Material provided:
--

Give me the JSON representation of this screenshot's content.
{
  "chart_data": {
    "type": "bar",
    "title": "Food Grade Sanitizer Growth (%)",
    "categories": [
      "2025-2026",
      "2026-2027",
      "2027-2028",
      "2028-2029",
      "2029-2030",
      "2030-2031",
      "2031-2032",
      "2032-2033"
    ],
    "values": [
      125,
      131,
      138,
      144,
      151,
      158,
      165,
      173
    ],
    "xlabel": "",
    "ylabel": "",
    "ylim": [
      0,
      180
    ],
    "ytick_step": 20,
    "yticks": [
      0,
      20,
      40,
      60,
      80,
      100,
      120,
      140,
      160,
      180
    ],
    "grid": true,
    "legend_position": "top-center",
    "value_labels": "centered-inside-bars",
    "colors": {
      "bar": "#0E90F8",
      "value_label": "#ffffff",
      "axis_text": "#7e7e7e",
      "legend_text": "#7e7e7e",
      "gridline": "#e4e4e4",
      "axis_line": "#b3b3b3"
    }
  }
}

--

Do this: Write out the entries in full, exactly as given.

Solution:
Give me the JSON representation of this screenshot's content.
{
  "chart_data": {
    "type": "bar",
    "title": "Food Grade Sanitizer Growth (%)",
    "categories": [
      "2025-2026",
      "2026-2027",
      "2027-2028",
      "2028-2029",
      "2029-2030",
      "2030-2031",
      "2031-2032",
      "2032-2033"
    ],
    "values": [
      125,
      131,
      138,
      144,
      151,
      158,
      165,
      173
    ],
    "xlabel": "",
    "ylabel": "",
    "ylim": [
      0,
      180
    ],
    "ytick_step": 20,
    "yticks": [
      0,
      20,
      40,
      60,
      80,
      100,
      120,
      140,
      160,
      180
    ],
    "grid": true,
    "legend_position": "top-center",
    "value_labels": "centered-inside-bars",
    "colors": {
      "bar": "#0E90F8",
      "value_label": "#ffffff",
      "axis_text": "#7e7e7e",
      "legend_text": "#7e7e7e",
      "gridline": "#e4e4e4",
      "axis_line": "#b3b3b3"
    }
  }
}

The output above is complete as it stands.